**Task instructions:**
Copy each line that holds "name".

Entries taken from a collection:
+++

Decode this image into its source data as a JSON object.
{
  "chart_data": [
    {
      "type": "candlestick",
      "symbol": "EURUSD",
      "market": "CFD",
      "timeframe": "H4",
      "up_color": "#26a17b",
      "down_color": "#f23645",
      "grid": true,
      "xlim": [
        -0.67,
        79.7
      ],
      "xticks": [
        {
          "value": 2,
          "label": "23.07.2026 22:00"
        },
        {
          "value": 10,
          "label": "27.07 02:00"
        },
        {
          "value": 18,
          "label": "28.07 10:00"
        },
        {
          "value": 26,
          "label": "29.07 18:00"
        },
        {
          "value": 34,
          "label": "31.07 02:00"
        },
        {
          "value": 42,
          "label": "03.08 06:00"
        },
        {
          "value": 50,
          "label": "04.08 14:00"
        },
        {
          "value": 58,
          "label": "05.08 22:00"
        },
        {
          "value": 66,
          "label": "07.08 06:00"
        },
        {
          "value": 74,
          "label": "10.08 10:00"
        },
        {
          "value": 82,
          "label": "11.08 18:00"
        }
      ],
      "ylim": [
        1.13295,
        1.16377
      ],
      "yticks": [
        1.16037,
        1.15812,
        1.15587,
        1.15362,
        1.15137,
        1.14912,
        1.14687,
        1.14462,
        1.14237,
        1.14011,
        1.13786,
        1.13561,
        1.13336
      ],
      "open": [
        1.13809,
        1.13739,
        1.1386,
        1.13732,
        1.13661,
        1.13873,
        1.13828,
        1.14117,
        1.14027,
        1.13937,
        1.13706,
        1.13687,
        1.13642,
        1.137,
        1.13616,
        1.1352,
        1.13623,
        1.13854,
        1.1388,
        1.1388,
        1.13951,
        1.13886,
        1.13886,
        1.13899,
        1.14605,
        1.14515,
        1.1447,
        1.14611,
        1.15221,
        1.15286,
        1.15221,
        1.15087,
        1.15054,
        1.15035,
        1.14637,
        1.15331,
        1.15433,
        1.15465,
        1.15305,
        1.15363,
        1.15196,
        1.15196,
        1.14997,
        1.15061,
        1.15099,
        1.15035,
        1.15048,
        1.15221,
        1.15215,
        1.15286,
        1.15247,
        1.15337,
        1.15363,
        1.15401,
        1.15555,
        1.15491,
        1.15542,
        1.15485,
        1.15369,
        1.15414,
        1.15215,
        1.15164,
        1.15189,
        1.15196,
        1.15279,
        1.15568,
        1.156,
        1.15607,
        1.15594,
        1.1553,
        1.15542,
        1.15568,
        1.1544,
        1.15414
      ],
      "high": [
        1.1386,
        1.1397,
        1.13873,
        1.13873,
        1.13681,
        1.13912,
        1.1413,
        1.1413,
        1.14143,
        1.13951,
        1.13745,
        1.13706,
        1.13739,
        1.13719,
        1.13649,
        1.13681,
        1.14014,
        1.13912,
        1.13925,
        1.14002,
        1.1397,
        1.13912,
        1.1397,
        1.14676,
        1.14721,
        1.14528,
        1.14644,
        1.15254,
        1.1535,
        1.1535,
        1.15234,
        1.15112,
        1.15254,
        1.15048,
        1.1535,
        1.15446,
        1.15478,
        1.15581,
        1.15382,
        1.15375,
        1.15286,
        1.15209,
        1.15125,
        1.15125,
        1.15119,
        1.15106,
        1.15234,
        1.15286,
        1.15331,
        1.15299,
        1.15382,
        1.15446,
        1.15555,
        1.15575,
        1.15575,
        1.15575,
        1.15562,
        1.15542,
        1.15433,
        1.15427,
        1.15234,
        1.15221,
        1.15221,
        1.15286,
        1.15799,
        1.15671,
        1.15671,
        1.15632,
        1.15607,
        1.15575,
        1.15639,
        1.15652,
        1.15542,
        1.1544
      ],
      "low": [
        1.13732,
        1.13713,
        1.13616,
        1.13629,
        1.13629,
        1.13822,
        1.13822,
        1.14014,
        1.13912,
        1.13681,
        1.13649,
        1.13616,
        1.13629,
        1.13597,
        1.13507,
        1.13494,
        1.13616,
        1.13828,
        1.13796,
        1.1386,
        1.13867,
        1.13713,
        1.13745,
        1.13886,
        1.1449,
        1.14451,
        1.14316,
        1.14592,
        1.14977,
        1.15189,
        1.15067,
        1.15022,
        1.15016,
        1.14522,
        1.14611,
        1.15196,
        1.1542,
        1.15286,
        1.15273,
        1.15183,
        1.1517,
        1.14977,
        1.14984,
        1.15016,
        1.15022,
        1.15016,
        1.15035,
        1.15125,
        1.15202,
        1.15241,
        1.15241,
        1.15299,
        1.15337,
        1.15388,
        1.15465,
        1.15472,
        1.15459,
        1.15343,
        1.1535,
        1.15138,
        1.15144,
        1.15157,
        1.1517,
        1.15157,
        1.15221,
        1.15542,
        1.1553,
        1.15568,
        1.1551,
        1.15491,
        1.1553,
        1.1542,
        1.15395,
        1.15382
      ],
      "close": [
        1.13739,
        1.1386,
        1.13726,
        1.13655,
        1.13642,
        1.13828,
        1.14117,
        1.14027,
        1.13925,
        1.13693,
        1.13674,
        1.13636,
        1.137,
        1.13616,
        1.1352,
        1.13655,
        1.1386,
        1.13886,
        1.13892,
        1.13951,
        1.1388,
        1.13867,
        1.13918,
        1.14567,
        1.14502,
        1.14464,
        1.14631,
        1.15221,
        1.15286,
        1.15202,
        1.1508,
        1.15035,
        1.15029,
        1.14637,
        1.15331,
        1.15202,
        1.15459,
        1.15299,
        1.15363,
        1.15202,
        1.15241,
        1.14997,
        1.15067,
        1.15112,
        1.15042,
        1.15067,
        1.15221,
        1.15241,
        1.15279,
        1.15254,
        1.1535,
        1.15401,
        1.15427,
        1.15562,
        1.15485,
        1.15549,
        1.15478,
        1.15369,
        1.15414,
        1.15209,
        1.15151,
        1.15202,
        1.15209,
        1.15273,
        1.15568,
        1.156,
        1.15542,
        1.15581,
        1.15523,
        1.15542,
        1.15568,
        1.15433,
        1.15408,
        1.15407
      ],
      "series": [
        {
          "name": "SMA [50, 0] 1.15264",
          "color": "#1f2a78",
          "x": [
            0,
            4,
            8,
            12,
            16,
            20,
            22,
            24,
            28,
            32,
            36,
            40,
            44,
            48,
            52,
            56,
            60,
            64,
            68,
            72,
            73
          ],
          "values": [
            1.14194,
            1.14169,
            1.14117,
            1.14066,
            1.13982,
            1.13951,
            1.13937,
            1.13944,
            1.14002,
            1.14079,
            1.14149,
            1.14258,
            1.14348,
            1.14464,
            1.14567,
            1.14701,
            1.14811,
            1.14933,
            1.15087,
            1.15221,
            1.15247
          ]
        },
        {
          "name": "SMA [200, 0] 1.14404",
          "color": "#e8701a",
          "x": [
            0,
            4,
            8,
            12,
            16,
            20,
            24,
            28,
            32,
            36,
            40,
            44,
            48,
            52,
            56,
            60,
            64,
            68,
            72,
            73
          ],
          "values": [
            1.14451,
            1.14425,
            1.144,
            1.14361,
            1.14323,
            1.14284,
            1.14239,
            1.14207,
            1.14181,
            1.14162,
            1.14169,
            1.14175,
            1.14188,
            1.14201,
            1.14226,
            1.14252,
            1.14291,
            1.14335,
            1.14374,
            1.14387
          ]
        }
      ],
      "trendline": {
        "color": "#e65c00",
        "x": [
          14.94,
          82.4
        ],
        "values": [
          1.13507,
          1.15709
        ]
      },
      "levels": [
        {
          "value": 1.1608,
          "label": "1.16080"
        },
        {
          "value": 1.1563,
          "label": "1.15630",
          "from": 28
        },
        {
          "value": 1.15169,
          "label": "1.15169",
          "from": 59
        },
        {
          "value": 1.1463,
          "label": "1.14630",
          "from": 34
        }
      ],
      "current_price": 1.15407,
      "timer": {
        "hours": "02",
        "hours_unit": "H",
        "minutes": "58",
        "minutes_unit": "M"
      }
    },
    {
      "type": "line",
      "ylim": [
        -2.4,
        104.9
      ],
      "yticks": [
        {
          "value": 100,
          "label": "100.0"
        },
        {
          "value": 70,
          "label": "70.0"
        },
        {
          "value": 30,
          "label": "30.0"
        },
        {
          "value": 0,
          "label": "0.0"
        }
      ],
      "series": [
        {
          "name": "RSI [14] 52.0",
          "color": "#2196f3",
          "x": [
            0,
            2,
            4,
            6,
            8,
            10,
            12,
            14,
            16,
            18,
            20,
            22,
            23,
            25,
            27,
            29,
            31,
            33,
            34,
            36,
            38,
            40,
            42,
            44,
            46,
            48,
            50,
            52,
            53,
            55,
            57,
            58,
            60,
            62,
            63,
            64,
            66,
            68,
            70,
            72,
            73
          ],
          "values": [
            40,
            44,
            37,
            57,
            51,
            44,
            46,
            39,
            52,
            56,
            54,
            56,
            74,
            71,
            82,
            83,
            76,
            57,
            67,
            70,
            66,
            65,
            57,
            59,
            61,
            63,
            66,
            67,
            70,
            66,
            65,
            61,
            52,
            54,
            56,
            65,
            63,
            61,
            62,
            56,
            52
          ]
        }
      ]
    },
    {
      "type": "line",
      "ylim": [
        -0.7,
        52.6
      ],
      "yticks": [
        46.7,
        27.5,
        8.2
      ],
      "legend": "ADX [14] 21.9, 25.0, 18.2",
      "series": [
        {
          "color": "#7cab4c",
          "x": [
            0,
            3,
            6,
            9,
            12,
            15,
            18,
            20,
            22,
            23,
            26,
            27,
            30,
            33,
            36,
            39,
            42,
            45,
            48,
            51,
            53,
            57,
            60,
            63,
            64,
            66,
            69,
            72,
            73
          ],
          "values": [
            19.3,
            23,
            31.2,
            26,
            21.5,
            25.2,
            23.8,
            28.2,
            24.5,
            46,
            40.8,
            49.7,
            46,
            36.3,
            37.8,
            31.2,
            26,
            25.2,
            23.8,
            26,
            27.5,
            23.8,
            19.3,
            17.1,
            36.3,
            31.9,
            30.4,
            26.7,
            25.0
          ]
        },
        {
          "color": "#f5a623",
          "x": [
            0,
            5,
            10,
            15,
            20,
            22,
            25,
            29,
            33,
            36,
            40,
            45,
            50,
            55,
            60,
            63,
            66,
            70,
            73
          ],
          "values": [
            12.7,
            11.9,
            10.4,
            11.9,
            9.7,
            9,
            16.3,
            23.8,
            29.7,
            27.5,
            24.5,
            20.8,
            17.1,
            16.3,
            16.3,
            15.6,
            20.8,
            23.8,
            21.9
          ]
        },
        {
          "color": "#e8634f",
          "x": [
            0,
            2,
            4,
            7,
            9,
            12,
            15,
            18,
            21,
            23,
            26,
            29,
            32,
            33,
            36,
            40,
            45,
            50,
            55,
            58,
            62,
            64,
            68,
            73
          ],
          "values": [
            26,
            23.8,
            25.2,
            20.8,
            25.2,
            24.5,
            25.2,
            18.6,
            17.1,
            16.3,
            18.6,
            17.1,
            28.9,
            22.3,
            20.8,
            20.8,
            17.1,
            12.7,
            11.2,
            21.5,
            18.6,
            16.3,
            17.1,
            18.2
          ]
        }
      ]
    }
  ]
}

+++

**Expected answer:**
          "name": "SMA [50, 0] 1.15264",
          "name": "SMA [200, 0] 1.14404",
          "name": "RSI [14] 52.0",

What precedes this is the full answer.